* Start DATA EXTRACT *

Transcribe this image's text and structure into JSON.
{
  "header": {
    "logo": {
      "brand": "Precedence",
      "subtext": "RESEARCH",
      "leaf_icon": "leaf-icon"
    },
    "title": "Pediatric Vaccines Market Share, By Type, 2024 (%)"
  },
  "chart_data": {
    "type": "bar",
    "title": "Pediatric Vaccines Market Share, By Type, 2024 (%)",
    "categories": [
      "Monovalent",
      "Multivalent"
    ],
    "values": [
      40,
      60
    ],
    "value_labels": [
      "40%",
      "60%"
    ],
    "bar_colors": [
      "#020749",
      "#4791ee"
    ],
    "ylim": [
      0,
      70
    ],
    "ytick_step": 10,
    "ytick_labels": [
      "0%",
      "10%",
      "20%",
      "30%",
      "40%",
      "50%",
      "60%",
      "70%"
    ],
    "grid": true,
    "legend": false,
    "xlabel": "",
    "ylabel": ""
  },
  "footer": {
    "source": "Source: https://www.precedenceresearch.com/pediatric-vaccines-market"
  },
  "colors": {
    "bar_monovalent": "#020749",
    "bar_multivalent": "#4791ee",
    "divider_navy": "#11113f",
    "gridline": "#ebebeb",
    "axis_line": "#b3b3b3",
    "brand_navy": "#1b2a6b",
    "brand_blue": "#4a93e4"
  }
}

* End DATA EXTRACT *
* Start DATA EXTRACT *

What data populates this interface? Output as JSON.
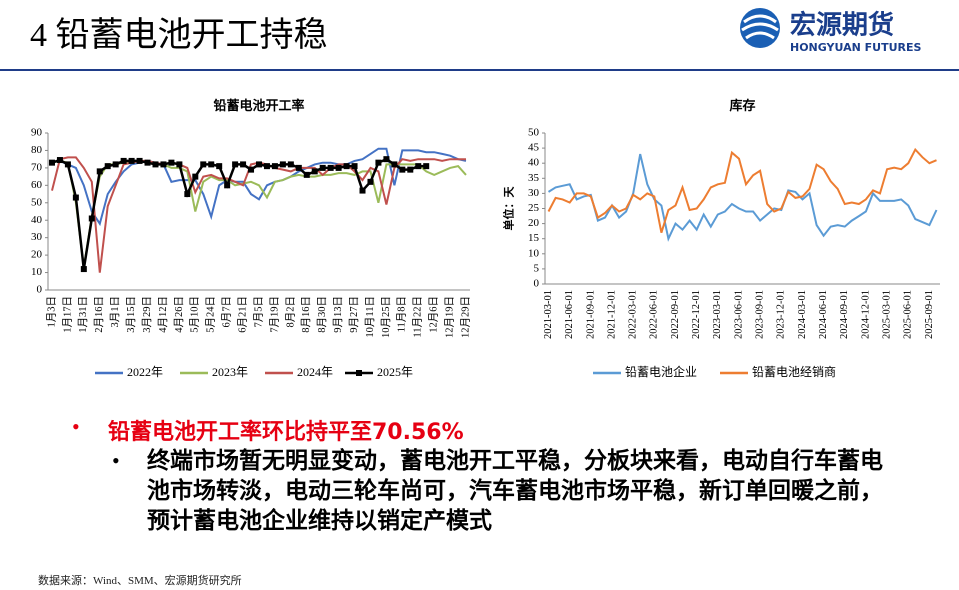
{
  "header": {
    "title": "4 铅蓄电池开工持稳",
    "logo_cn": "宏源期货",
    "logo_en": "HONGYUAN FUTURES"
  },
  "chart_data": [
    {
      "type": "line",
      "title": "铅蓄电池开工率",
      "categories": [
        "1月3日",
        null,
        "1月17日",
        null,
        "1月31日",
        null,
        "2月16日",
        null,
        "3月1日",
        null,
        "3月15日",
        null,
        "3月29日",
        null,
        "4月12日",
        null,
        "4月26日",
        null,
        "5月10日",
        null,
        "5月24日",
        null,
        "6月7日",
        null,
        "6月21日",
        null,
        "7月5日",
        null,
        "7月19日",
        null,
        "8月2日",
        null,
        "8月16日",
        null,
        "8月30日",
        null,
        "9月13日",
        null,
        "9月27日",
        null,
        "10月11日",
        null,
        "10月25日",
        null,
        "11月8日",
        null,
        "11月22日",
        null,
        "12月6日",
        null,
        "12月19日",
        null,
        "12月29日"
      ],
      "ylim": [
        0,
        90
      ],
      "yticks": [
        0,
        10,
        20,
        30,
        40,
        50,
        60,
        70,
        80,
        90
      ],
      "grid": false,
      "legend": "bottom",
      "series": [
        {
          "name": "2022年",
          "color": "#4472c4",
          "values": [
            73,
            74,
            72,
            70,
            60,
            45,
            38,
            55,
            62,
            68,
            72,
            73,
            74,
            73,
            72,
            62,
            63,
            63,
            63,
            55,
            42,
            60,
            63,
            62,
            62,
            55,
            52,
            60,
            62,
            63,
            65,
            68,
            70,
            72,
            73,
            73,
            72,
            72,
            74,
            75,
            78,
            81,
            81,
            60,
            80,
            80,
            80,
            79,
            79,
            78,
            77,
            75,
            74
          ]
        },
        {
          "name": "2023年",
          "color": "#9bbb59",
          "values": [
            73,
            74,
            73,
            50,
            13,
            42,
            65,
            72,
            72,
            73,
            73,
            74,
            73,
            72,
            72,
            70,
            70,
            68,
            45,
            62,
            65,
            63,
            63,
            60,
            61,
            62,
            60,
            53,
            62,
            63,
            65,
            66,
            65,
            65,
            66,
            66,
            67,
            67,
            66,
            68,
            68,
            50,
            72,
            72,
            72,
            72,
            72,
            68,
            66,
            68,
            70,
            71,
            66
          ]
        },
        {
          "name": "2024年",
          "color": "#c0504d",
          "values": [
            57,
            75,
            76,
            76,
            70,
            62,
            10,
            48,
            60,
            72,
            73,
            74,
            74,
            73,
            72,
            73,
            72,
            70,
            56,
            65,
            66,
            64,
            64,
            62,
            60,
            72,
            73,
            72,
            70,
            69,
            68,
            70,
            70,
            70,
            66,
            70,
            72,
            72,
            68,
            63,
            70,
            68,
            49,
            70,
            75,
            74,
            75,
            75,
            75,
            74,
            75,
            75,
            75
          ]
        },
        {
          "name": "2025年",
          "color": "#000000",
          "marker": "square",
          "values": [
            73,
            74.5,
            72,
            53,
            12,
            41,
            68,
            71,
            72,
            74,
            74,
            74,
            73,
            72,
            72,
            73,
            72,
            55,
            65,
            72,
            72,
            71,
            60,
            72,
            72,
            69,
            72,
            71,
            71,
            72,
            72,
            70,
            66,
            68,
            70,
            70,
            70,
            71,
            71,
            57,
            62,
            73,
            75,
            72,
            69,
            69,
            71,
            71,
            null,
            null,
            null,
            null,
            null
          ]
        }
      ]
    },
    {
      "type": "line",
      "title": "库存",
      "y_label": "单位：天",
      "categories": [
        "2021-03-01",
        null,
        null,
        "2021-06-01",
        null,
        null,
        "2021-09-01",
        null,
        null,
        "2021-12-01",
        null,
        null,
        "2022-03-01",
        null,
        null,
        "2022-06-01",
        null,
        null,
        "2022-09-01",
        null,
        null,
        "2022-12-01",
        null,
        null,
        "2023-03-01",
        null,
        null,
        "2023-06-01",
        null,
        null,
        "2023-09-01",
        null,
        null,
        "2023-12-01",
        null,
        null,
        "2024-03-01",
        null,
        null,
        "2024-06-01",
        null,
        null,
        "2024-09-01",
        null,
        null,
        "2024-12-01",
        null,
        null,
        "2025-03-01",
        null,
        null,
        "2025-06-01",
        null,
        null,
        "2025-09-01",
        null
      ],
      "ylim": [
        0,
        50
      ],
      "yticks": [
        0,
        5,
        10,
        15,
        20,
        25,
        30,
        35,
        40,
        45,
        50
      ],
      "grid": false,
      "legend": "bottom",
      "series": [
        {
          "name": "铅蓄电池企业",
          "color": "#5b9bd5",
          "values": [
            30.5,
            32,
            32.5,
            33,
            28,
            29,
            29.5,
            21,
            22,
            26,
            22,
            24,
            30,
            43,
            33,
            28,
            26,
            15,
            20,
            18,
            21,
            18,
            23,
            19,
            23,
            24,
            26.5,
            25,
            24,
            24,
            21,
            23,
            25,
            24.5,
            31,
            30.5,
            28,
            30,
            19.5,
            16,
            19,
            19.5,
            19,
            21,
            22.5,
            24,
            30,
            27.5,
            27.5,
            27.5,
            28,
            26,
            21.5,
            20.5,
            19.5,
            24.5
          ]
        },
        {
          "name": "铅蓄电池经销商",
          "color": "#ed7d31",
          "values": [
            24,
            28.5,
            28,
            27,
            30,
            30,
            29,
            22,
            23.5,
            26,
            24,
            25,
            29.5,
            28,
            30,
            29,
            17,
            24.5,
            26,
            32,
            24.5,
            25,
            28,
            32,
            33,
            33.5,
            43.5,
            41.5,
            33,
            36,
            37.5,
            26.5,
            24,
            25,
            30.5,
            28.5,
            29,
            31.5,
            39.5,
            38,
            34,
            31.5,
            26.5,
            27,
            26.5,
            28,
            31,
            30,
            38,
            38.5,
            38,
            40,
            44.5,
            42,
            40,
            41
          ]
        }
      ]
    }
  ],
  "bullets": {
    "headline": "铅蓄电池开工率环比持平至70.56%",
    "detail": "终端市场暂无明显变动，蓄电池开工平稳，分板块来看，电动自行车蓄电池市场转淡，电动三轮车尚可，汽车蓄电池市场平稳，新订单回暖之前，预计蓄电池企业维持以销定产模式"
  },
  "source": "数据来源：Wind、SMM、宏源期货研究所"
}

* End DATA EXTRACT *

## YOUR OBJECTIVE
Pick out each line in the material containing "title".

## WORKED SOLUTION
    "title": "Pediatric Vaccines Market Share, By Type, 2024 (%)"
    "title": "Pediatric Vaccines Market Share, By Type, 2024 (%)",
    "title": "4 铅蓄电池开工持稳",
      "title": "铅蓄电池开工率",
      "title": "库存",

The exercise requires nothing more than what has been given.